Excerpt from a dataset:
·····

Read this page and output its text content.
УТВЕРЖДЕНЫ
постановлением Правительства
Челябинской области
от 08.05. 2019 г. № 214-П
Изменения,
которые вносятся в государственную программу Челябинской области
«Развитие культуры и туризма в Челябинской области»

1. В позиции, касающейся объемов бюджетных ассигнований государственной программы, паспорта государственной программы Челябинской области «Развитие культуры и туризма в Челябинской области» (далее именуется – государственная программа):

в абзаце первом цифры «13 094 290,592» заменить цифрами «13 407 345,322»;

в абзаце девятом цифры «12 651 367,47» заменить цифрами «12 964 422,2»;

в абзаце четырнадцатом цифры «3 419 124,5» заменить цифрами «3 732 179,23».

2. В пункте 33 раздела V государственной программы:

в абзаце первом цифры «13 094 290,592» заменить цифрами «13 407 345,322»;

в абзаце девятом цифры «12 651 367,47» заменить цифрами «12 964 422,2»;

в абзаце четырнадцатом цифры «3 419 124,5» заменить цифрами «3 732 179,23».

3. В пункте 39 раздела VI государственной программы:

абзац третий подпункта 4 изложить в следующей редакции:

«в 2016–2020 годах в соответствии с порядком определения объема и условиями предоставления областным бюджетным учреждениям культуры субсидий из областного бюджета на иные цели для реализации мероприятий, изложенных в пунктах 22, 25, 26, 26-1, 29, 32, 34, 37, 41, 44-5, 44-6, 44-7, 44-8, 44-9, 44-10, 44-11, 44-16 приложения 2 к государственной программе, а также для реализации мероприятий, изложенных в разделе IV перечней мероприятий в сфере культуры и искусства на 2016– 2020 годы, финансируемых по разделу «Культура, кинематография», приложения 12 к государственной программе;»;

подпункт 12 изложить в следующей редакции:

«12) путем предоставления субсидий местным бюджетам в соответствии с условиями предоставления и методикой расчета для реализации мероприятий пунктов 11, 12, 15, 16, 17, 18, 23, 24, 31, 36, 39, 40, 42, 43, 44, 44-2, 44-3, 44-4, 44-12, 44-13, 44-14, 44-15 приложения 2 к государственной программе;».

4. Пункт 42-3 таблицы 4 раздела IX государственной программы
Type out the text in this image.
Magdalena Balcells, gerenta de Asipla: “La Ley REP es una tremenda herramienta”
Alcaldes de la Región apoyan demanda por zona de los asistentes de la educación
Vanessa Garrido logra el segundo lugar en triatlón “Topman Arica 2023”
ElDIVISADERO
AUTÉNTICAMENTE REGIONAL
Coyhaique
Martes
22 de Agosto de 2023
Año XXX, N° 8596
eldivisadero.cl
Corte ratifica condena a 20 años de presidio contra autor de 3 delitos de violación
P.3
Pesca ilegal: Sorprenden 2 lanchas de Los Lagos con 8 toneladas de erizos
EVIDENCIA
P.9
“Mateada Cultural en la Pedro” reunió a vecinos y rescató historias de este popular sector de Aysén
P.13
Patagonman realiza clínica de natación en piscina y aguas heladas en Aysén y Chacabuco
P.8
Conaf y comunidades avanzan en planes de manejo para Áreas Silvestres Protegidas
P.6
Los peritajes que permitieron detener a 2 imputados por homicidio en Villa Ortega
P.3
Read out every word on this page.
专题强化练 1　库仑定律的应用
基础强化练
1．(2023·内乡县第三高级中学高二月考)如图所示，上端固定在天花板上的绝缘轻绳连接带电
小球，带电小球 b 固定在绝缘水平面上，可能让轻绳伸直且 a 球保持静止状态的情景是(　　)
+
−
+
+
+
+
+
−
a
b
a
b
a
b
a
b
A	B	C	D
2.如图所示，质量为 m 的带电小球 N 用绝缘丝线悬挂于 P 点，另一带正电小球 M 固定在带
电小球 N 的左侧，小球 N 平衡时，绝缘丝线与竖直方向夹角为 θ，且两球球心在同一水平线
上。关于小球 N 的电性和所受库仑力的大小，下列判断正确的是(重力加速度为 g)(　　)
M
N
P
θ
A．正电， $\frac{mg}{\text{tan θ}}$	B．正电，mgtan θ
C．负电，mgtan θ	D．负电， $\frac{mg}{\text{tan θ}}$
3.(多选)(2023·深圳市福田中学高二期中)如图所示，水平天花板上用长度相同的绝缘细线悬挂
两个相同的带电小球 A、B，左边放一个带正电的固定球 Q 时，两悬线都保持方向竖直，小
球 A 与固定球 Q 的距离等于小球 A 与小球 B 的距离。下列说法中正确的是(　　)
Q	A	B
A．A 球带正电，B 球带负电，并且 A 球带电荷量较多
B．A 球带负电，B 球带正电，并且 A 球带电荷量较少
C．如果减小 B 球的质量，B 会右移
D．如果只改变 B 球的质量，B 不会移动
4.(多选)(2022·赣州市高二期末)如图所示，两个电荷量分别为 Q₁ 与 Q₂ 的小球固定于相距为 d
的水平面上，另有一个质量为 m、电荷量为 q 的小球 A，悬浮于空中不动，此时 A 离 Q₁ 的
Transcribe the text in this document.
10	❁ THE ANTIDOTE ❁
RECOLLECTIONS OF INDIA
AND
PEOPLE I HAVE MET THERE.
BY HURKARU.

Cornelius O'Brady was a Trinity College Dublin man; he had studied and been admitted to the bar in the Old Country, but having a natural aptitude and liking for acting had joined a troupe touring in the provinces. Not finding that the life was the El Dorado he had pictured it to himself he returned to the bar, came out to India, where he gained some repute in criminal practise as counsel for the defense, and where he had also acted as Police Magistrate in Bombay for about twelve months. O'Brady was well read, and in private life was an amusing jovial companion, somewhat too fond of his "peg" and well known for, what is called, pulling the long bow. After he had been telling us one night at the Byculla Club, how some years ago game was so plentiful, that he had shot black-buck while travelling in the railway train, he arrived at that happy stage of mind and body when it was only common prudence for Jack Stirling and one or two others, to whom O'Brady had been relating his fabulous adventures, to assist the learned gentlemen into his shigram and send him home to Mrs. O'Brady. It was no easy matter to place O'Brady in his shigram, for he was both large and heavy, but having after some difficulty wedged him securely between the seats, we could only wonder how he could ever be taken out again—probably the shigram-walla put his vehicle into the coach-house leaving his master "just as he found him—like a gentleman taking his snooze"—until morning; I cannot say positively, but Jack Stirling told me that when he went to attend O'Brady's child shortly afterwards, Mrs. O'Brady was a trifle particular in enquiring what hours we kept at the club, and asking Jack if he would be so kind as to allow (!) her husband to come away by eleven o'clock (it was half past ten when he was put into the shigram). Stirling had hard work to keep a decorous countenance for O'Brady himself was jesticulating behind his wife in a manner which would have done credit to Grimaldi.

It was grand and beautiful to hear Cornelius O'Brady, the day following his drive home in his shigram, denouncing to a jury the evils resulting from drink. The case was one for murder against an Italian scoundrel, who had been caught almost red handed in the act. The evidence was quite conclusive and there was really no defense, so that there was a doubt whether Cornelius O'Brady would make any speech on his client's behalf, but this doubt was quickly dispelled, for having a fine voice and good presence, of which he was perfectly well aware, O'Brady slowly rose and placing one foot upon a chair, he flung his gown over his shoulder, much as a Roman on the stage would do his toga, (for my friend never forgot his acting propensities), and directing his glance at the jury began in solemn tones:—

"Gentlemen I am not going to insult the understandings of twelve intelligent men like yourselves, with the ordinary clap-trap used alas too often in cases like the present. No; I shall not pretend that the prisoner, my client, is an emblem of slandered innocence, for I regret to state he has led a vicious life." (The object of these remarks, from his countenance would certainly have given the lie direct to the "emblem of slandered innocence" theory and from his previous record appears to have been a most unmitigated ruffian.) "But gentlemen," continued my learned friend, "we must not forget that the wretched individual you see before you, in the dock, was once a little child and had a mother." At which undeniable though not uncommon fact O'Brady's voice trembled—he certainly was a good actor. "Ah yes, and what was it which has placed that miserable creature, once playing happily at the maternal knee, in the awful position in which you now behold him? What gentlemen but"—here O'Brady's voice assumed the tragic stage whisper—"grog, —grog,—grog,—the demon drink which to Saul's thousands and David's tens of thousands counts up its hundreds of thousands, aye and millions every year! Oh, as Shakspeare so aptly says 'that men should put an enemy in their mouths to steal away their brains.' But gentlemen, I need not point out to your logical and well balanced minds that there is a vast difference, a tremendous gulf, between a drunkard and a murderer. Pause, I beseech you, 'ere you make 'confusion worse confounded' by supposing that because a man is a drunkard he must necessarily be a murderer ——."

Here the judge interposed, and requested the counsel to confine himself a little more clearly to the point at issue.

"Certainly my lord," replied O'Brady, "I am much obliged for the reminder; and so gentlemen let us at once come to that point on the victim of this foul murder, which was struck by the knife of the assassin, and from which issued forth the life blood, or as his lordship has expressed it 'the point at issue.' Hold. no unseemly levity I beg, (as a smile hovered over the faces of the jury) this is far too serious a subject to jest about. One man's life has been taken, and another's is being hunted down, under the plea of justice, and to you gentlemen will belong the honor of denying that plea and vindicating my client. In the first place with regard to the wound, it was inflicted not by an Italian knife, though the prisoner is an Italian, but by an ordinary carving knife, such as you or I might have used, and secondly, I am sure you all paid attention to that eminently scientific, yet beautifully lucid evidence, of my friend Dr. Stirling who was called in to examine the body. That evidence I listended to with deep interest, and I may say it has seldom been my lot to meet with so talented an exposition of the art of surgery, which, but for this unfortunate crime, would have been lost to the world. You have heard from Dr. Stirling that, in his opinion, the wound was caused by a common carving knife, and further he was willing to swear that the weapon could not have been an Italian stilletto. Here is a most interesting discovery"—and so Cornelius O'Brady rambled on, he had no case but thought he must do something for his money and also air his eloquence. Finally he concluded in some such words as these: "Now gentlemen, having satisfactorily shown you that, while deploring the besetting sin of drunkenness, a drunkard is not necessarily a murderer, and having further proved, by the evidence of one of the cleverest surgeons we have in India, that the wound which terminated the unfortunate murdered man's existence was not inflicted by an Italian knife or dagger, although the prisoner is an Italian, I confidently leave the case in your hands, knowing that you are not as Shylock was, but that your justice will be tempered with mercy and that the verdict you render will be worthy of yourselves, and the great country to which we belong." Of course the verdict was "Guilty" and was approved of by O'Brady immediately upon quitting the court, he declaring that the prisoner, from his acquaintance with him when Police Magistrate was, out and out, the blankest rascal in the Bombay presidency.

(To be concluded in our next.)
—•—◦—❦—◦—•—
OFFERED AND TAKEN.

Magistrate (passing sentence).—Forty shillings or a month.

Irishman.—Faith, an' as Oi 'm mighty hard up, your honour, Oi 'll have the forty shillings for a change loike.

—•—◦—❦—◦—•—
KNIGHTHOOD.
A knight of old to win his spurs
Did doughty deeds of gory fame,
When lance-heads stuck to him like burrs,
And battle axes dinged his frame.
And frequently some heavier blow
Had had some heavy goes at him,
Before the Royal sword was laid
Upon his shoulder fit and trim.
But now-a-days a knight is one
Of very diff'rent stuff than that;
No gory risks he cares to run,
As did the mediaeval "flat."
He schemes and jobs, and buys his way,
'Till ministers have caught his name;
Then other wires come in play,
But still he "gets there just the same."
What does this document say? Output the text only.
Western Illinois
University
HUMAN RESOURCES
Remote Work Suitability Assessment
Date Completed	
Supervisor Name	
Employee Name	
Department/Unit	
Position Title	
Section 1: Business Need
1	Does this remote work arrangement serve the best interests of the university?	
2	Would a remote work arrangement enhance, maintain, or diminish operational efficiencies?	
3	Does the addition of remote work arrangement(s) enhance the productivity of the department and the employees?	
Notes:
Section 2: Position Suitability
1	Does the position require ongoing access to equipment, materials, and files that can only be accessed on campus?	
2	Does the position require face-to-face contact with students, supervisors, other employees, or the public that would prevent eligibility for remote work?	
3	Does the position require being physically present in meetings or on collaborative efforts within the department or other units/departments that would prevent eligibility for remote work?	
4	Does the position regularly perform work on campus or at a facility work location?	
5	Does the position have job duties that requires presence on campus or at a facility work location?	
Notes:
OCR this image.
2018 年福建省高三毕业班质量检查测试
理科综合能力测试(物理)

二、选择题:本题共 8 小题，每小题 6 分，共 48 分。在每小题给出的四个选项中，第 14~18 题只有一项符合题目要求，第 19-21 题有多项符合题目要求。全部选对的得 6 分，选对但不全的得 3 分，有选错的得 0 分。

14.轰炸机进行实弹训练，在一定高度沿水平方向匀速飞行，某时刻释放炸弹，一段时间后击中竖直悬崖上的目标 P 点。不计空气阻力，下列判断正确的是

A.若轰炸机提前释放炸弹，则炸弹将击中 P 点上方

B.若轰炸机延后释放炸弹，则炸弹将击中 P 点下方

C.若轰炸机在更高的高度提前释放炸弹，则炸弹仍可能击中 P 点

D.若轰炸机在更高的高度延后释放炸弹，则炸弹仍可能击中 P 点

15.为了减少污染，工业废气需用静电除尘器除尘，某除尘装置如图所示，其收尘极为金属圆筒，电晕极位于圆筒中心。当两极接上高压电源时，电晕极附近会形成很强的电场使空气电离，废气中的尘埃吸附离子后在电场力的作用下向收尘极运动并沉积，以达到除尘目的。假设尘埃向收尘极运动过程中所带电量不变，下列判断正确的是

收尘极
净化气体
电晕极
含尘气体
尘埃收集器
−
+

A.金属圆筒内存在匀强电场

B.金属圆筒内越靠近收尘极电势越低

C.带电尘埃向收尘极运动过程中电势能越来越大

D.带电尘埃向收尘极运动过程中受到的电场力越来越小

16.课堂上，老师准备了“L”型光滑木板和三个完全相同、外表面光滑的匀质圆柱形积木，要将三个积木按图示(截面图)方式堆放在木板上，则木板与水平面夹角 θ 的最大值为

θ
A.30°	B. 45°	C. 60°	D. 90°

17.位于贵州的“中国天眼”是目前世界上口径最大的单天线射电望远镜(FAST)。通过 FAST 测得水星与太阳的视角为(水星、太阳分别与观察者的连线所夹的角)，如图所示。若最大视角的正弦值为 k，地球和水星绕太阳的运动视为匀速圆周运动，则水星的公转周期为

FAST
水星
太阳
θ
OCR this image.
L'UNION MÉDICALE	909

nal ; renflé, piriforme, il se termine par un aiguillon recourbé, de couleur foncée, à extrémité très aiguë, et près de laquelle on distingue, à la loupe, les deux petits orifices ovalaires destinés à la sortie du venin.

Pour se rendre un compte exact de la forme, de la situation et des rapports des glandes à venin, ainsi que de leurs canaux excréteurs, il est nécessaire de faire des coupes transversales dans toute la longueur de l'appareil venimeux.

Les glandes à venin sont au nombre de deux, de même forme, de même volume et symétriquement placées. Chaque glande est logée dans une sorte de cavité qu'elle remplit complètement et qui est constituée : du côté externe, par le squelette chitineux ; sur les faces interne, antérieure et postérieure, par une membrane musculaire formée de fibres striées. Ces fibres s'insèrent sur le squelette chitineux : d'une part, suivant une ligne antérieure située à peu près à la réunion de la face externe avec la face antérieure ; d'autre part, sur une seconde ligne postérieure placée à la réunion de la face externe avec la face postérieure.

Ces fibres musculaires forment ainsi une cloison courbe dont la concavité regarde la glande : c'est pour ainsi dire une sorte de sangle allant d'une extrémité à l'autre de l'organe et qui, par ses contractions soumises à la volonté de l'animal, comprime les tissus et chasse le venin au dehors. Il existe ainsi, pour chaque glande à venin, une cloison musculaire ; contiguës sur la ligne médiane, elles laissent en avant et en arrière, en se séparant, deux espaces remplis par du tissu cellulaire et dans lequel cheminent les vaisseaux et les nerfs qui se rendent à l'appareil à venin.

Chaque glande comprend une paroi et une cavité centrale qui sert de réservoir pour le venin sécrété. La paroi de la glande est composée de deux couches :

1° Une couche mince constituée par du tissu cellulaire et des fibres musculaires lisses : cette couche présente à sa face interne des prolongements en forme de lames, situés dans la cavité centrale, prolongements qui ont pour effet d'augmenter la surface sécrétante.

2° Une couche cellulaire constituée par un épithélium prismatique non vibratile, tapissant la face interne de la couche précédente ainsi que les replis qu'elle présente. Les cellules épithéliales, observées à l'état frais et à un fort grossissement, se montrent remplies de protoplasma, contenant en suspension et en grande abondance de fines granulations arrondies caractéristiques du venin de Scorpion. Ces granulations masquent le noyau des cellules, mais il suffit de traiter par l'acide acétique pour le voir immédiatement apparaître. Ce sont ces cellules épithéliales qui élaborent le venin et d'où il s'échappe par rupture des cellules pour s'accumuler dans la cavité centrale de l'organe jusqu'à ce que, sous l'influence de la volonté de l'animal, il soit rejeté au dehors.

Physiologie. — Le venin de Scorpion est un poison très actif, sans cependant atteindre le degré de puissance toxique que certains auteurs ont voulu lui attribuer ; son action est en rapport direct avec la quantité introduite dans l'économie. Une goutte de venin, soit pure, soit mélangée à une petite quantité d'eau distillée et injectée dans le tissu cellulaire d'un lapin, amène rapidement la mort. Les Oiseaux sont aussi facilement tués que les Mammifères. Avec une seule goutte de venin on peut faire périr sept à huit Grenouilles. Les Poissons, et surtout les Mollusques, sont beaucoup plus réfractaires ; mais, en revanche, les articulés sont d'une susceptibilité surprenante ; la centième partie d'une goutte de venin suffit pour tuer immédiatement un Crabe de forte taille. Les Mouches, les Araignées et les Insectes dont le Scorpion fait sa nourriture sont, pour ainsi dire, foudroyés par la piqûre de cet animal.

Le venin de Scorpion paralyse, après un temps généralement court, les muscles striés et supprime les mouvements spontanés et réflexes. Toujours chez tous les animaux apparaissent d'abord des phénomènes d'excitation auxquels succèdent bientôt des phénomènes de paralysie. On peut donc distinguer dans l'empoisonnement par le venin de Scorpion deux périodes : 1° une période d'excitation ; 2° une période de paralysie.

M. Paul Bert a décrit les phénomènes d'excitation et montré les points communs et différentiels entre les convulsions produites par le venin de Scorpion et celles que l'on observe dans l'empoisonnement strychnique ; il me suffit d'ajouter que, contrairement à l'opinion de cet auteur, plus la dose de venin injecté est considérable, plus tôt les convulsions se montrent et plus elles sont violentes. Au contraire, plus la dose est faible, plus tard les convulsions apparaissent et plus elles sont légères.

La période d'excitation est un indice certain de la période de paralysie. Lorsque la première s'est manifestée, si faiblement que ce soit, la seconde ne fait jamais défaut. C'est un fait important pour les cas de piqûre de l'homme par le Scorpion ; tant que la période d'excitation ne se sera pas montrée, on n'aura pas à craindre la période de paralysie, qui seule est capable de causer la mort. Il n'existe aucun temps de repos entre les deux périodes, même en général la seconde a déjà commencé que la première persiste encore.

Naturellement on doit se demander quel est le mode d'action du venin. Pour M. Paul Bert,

·····

TO BE DONE:
Copy each line of the listing that contains the string "Suitability".

RESPONSE TO THE TASK:
Remote Work Suitability Assessment
Section 2: Position Suitability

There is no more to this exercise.